(PROBLEM DESCRIPTION)
Answer these questions from the text on David Sproat Kennedy:
1. In which town was Kennedy born?
2. In what year did Kennedy become a partner in the merchant house?
3. Whom did Kennedy marry on May 22, 1822?

(STUDY TEXT)
Segment Open

Scottish-American merchant and banker

David Sproat Kennedy (1791 – February 2, 1853) was a Scottish-American merchant and banker who served as the 23rd president of the Saint Andrew's Society of the State of New York.

==Early life==
Kennedy was born in 1791 in the seaport town of Kirkcudbright on the southwest border of Scotland and named after his great-uncle, David Sproat. He was the son of Capt. John Kennedy and Mary (née Lenox) Kennedy.

His maternal grandparents were James Lenox and Elizabeth (née Sproat) Lenox and his uncle was merchant Robert Lenox and he was educated at the parish school in Kirkcudbright.

==Career==
In 1807, he sailed to New York and accepted a clerkship in the merchant house set up by his uncle James Lenox in 1796 with his partner, Robert Maitland, known as Jas. Lenox & Wm. Maitland. Kennedy became partner in 1812 when the firm was known as Lenox, Maitland & Company, but in 1818, the name was changed to Kennedy & Maitland when James Lenox retired and returned to Scotland. Kennedy & Maitland was known as one of the "greatest commercial houses in the United States," and Kennedy "held a commanding position in the financial and social community."

After his father-in-law's death in 1839, Kennedy succeeded to the management of part of the large estate as well as inheriting substantial property from his uncle, James Lenox, who died unmarried, also in 1839. Kennedy also became an agent for the Bank of Montreal and several others in Canada.

Kennedy joined the Saint Andrew's Society of the State of New York in 1817, serving as Manager from 1823 to 1824 and from 1825 to 1826, second vice-president from 1827 to 1828 and president from 1840 to 1842.

==Personal life==
On May 22, 1822, Kennedy was married to his first cousin, Rachel Carmer Lenox (1792–1875). Rachel was the sister of philanthropist James Lenox. Together, they were the parents of:

- Robert Lenox Kennedy (1822–1887), who was president of the Bank of Commerce and died at sea.

Segment Closed

(Collection entries)
Segment Open

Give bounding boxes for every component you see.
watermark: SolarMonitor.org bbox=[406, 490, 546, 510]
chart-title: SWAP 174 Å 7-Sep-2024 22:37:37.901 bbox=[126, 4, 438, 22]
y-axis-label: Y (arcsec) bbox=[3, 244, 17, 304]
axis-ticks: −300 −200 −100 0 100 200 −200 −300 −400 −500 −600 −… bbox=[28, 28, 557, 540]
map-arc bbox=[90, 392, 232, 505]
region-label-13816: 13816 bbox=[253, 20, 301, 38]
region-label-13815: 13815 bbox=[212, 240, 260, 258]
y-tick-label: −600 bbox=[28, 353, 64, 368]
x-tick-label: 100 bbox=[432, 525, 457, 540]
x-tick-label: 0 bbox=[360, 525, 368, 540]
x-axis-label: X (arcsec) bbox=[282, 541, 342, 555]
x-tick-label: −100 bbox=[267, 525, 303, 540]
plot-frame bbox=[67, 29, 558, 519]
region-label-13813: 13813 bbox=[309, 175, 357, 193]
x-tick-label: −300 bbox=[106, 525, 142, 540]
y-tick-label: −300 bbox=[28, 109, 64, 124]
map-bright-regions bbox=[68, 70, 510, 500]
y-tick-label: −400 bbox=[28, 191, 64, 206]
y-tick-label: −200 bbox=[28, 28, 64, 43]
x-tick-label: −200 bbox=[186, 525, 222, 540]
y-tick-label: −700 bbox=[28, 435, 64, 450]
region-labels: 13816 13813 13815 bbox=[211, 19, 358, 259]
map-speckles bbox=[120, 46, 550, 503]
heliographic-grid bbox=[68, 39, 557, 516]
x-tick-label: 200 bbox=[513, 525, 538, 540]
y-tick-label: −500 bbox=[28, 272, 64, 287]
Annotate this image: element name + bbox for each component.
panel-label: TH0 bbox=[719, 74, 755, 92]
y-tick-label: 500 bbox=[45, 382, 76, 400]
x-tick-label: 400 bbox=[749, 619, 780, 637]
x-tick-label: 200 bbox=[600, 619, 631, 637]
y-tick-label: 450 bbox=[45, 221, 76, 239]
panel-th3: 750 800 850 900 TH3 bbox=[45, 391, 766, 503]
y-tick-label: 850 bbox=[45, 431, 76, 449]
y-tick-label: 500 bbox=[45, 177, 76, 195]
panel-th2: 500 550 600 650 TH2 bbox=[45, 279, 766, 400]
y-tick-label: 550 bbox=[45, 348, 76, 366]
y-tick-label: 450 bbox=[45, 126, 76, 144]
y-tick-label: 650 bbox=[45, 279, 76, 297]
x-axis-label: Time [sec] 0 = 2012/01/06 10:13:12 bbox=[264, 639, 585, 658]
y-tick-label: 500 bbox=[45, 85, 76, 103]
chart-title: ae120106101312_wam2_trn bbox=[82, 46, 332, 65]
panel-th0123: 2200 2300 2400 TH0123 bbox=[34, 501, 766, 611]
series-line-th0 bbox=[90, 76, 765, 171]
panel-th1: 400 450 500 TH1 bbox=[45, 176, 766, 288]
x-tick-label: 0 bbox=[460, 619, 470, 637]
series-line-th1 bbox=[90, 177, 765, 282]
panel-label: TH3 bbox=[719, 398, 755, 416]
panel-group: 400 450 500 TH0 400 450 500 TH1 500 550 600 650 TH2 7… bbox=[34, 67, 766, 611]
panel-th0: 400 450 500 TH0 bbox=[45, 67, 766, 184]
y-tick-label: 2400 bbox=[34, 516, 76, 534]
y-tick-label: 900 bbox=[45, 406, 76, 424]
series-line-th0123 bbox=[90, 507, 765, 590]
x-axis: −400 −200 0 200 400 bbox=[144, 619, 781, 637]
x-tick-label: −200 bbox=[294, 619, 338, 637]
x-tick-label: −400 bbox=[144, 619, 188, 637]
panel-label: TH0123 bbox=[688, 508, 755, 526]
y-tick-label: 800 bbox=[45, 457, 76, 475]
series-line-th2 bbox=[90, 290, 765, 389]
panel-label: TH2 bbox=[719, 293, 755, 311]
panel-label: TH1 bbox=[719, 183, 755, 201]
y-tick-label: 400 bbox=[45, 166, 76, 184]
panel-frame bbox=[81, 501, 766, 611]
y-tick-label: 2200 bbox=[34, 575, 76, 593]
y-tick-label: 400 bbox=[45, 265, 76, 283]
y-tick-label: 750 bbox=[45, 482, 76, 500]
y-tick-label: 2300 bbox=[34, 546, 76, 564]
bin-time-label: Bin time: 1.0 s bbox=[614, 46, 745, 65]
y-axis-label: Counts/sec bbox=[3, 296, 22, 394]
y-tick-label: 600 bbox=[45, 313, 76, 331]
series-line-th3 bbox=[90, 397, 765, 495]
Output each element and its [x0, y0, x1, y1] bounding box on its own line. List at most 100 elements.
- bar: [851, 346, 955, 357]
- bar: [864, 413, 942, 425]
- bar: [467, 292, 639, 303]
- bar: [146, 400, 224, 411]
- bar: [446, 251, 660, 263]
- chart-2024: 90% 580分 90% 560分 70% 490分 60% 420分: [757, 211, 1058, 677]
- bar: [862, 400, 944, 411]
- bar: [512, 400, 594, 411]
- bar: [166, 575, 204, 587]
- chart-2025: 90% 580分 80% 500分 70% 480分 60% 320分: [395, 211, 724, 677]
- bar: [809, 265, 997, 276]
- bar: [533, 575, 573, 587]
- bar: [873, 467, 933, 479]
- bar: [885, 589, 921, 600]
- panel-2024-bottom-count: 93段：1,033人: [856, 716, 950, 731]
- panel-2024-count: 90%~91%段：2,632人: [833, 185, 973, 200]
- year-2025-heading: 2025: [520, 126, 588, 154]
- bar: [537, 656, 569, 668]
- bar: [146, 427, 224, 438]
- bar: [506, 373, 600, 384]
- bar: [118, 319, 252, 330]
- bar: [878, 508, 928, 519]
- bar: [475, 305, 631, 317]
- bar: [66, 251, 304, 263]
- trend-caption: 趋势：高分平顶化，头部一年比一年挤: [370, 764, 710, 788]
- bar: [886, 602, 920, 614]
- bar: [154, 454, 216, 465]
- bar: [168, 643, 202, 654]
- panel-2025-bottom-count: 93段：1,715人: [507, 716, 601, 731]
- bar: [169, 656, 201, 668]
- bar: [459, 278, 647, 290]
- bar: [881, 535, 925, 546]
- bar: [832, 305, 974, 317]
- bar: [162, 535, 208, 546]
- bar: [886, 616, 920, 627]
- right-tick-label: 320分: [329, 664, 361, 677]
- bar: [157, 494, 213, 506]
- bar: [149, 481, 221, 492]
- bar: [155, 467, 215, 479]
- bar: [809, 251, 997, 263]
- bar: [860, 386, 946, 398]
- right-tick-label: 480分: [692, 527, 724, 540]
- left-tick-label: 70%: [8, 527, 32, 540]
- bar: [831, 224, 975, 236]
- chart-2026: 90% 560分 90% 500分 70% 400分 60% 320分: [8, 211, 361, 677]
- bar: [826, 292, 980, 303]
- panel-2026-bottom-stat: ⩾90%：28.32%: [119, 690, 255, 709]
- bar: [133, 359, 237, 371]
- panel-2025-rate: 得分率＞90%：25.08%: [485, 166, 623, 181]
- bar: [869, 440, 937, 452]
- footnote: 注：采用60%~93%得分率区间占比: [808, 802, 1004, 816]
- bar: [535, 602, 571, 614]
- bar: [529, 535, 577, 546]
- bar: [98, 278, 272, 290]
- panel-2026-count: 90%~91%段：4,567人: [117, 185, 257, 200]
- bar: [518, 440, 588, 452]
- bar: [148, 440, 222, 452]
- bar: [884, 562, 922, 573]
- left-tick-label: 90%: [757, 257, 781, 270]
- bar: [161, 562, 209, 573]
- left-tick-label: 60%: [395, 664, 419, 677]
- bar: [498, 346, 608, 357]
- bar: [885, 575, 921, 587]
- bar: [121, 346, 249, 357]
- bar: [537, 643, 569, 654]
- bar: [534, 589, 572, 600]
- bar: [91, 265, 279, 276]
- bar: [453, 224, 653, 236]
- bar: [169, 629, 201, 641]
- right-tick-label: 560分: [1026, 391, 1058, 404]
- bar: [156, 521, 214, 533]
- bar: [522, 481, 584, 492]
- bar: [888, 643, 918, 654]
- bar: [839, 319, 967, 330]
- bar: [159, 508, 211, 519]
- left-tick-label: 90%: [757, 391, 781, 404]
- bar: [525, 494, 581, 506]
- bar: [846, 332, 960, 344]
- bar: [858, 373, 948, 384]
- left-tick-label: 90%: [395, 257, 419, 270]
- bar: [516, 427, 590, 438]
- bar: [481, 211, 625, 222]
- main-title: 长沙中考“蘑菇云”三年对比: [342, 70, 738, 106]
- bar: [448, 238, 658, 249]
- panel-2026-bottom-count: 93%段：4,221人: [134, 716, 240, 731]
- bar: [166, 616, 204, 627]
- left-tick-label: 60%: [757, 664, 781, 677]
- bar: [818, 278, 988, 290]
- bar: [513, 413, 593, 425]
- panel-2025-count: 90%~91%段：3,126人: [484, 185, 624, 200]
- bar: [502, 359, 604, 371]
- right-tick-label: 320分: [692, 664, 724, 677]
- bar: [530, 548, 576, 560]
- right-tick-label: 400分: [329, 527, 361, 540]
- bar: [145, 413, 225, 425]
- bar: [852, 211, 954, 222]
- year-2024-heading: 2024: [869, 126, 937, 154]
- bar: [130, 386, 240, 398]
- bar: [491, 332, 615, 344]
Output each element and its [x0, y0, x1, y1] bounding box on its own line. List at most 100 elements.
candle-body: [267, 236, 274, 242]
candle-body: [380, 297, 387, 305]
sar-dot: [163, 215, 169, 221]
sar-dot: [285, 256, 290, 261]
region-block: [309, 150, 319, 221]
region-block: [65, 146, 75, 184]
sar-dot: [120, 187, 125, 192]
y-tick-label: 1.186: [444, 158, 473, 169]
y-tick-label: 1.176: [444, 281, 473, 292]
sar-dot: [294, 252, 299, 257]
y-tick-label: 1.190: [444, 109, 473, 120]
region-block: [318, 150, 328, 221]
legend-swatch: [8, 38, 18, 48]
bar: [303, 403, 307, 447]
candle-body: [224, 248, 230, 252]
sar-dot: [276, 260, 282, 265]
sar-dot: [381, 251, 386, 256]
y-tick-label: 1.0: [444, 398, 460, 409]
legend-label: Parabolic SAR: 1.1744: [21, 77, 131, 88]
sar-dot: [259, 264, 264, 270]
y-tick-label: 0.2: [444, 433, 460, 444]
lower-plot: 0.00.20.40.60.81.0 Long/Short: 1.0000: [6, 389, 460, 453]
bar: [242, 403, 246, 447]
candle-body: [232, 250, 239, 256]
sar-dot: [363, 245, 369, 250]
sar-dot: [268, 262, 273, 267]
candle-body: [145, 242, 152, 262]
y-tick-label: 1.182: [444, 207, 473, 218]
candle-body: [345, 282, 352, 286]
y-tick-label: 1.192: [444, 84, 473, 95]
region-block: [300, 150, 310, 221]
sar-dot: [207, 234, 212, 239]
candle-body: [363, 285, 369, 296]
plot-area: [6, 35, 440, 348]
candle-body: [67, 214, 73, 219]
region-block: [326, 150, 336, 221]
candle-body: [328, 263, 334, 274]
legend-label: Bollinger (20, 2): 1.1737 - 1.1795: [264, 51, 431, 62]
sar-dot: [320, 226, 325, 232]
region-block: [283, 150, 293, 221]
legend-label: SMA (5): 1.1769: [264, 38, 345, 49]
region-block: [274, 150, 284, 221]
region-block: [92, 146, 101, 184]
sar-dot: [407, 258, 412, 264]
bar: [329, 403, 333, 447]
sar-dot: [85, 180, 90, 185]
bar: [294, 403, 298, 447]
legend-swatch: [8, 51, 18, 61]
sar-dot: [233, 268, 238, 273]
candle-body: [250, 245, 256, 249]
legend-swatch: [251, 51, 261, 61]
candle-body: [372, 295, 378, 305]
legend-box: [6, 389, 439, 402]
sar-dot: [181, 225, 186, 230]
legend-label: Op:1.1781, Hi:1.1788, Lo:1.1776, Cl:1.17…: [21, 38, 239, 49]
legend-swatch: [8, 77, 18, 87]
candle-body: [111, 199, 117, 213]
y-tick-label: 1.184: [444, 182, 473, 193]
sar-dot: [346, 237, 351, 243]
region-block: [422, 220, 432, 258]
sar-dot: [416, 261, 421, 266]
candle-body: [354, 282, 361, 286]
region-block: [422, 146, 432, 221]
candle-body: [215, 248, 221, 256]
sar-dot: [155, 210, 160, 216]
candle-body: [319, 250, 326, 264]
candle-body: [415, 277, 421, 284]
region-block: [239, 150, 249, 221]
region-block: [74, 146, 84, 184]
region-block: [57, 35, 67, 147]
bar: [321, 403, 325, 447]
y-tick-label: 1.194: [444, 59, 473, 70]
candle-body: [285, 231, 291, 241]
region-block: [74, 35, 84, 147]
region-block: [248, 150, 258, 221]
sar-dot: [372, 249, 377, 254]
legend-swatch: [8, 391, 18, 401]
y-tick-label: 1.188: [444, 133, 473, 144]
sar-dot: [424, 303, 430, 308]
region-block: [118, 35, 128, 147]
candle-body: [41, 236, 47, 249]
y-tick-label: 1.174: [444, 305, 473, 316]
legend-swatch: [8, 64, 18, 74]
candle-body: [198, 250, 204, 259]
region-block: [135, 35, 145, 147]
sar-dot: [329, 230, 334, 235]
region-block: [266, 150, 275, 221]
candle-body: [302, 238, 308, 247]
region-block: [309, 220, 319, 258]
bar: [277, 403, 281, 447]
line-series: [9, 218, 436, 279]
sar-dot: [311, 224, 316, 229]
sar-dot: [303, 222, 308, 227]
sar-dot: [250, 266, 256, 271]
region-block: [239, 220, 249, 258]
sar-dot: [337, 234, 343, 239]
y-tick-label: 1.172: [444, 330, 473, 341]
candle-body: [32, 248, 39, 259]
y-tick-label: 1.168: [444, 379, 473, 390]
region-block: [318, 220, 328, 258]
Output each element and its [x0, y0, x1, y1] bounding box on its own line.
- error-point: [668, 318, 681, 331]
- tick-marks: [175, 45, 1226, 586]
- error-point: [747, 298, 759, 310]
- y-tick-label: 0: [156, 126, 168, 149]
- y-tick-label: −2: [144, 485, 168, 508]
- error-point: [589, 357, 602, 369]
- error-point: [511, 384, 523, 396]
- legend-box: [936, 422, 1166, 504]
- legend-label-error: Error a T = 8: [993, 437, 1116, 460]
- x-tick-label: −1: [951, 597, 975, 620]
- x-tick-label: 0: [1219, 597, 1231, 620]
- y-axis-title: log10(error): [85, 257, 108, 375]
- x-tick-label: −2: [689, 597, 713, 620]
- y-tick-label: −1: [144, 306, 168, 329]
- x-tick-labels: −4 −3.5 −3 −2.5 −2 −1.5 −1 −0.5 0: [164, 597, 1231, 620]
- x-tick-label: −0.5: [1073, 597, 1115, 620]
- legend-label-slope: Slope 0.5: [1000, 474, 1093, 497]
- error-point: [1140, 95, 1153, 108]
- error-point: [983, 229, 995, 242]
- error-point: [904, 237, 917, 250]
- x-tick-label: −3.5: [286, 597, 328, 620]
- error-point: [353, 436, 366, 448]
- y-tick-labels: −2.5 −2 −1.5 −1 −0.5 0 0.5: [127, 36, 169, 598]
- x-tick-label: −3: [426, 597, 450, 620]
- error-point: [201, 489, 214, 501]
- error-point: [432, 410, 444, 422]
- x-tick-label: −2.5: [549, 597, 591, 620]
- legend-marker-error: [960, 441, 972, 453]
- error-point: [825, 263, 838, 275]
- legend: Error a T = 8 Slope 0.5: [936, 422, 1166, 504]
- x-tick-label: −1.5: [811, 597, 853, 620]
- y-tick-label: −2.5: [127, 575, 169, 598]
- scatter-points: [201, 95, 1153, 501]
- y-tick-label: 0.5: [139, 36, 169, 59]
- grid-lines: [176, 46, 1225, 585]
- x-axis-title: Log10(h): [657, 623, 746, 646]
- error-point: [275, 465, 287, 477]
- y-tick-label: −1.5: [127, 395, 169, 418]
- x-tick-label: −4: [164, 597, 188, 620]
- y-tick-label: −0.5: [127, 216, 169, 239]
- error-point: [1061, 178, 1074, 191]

Segment Closed

(ANSWER TO THIS TASK)
1. Kirkcudbright
2. 1812
3. Rachel Carmer Lenox